--- RECORD LIST ---

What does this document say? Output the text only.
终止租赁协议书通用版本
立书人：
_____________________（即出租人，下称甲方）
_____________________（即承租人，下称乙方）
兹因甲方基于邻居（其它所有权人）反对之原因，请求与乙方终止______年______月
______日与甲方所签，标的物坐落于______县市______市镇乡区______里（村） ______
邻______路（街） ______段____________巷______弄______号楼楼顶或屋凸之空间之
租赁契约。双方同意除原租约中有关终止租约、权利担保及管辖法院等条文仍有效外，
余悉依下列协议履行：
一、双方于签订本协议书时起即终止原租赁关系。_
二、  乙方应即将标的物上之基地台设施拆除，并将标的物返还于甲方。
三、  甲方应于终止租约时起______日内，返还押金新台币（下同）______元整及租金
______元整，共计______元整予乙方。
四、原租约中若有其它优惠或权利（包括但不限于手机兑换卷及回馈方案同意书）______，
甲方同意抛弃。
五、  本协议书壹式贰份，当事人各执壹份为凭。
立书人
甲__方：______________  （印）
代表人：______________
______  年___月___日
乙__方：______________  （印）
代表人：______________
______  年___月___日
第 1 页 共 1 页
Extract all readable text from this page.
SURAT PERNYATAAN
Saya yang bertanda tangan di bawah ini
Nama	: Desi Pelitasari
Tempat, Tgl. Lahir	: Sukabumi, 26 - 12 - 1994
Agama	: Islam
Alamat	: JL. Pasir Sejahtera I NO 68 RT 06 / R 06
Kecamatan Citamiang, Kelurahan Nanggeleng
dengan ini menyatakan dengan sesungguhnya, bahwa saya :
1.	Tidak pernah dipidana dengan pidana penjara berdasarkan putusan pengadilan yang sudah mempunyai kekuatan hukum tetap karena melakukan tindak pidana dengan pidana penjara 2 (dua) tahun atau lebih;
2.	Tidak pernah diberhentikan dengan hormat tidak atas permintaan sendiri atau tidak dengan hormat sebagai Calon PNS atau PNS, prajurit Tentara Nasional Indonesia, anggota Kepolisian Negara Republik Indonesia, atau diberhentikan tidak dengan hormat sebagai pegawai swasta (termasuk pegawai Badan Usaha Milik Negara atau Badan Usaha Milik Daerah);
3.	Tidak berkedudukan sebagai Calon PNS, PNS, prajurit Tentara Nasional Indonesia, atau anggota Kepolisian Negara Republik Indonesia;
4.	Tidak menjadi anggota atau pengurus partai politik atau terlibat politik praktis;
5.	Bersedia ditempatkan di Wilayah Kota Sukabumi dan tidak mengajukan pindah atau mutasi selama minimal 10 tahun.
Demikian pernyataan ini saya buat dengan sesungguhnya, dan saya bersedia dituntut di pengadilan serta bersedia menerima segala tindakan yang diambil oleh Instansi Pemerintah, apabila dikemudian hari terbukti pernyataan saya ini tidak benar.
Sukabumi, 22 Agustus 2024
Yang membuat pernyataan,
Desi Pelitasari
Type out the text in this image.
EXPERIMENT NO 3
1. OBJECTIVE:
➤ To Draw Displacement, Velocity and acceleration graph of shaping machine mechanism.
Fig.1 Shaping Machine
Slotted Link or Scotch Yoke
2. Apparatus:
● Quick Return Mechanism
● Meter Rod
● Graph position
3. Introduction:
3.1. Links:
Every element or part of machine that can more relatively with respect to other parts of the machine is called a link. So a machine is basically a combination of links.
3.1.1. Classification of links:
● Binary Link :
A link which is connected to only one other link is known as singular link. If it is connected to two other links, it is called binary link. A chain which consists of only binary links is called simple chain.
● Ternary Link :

---

**WRITTEN PROBLEM:** All of the entries need to be reproduced exactly; please write them out.

**FINISHED TASK:**
What does this document say? Output the text only.
终止租赁协议书通用版本
立书人：
_____________________（即出租人，下称甲方）
_____________________（即承租人，下称乙方）
兹因甲方基于邻居（其它所有权人）反对之原因，请求与乙方终止______年______月
______日与甲方所签，标的物坐落于______县市______市镇乡区______里（村） ______
邻______路（街） ______段____________巷______弄______号楼楼顶或屋凸之空间之
租赁契约。双方同意除原租约中有关终止租约、权利担保及管辖法院等条文仍有效外，
余悉依下列协议履行：
一、双方于签订本协议书时起即终止原租赁关系。_
二、  乙方应即将标的物上之基地台设施拆除，并将标的物返还于甲方。
三、  甲方应于终止租约时起______日内，返还押金新台币（下同）______元整及租金
______元整，共计______元整予乙方。
四、原租约中若有其它优惠或权利（包括但不限于手机兑换卷及回馈方案同意书）______，
甲方同意抛弃。
五、  本协议书壹式贰份，当事人各执壹份为凭。
立书人
甲__方：______________  （印）
代表人：______________
______  年___月___日
乙__方：______________  （印）
代表人：______________
______  年___月___日
第 1 页 共 1 页
Extract all readable text from this page.
SURAT PERNYATAAN
Saya yang bertanda tangan di bawah ini
Nama	: Desi Pelitasari
Tempat, Tgl. Lahir	: Sukabumi, 26 - 12 - 1994
Agama	: Islam
Alamat	: JL. Pasir Sejahtera I NO 68 RT 06 / R 06
Kecamatan Citamiang, Kelurahan Nanggeleng
dengan ini menyatakan dengan sesungguhnya, bahwa saya :
1.	Tidak pernah dipidana dengan pidana penjara berdasarkan putusan pengadilan yang sudah mempunyai kekuatan hukum tetap karena melakukan tindak pidana dengan pidana penjara 2 (dua) tahun atau lebih;
2.	Tidak pernah diberhentikan dengan hormat tidak atas permintaan sendiri atau tidak dengan hormat sebagai Calon PNS atau PNS, prajurit Tentara Nasional Indonesia, anggota Kepolisian Negara Republik Indonesia, atau diberhentikan tidak dengan hormat sebagai pegawai swasta (termasuk pegawai Badan Usaha Milik Negara atau Badan Usaha Milik Daerah);
3.	Tidak berkedudukan sebagai Calon PNS, PNS, prajurit Tentara Nasional Indonesia, atau anggota Kepolisian Negara Republik Indonesia;
4.	Tidak menjadi anggota atau pengurus partai politik atau terlibat politik praktis;
5.	Bersedia ditempatkan di Wilayah Kota Sukabumi dan tidak mengajukan pindah atau mutasi selama minimal 10 tahun.
Demikian pernyataan ini saya buat dengan sesungguhnya, dan saya bersedia dituntut di pengadilan serta bersedia menerima segala tindakan yang diambil oleh Instansi Pemerintah, apabila dikemudian hari terbukti pernyataan saya ini tidak benar.
Sukabumi, 22 Agustus 2024
Yang membuat pernyataan,
Desi Pelitasari
Type out the text in this image.
EXPERIMENT NO 3
1. OBJECTIVE:
➤ To Draw Displacement, Velocity and acceleration graph of shaping machine mechanism.
Fig.1 Shaping Machine
Slotted Link or Scotch Yoke
2. Apparatus:
● Quick Return Mechanism
● Meter Rod
● Graph position
3. Introduction:
3.1. Links:
Every element or part of machine that can more relatively with respect to other parts of the machine is called a link. So a machine is basically a combination of links.
3.1.1. Classification of links:
● Binary Link :
A link which is connected to only one other link is known as singular link. If it is connected to two other links, it is called binary link. A chain which consists of only binary links is called simple chain.
● Ternary Link :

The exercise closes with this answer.